> Set task: Without omitting anything, return the records precisely as given.

> Data provided:
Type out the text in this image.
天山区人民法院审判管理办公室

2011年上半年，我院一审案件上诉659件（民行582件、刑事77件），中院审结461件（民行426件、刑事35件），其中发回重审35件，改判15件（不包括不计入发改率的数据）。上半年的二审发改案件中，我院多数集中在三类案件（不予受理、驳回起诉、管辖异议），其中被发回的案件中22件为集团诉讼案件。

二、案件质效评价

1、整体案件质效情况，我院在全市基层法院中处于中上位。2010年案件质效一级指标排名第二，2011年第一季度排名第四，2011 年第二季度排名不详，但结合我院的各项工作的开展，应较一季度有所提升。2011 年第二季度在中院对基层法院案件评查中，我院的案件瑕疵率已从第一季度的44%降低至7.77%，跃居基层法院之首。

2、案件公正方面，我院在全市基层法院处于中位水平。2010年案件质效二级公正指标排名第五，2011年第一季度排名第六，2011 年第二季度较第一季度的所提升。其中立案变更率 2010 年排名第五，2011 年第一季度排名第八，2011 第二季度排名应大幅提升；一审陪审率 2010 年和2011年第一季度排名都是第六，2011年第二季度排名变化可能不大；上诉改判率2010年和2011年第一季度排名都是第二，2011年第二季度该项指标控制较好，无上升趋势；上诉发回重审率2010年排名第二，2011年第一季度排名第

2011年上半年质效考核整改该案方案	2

> Task solution:
Type out the text in this image.
天山区人民法院审判管理办公室

2011年上半年，我院一审案件上诉659件（民行582件、刑事77件），中院审结461件（民行426件、刑事35件），其中发回重审35件，改判15件（不包括不计入发改率的数据）。上半年的二审发改案件中，我院多数集中在三类案件（不予受理、驳回起诉、管辖异议），其中被发回的案件中22件为集团诉讼案件。

二、案件质效评价

1、整体案件质效情况，我院在全市基层法院中处于中上位。2010年案件质效一级指标排名第二，2011年第一季度排名第四，2011 年第二季度排名不详，但结合我院的各项工作的开展，应较一季度有所提升。2011 年第二季度在中院对基层法院案件评查中，我院的案件瑕疵率已从第一季度的44%降低至7.77%，跃居基层法院之首。

2、案件公正方面，我院在全市基层法院处于中位水平。2010年案件质效二级公正指标排名第五，2011年第一季度排名第六，2011 年第二季度较第一季度的所提升。其中立案变更率 2010 年排名第五，2011 年第一季度排名第八，2011 第二季度排名应大幅提升；一审陪审率 2010 年和2011年第一季度排名都是第六，2011年第二季度排名变化可能不大；上诉改判率2010年和2011年第一季度排名都是第二，2011年第二季度该项指标控制较好，无上升趋势；上诉发回重审率2010年排名第二，2011年第一季度排名第

2011年上半年质效考核整改该案方案	2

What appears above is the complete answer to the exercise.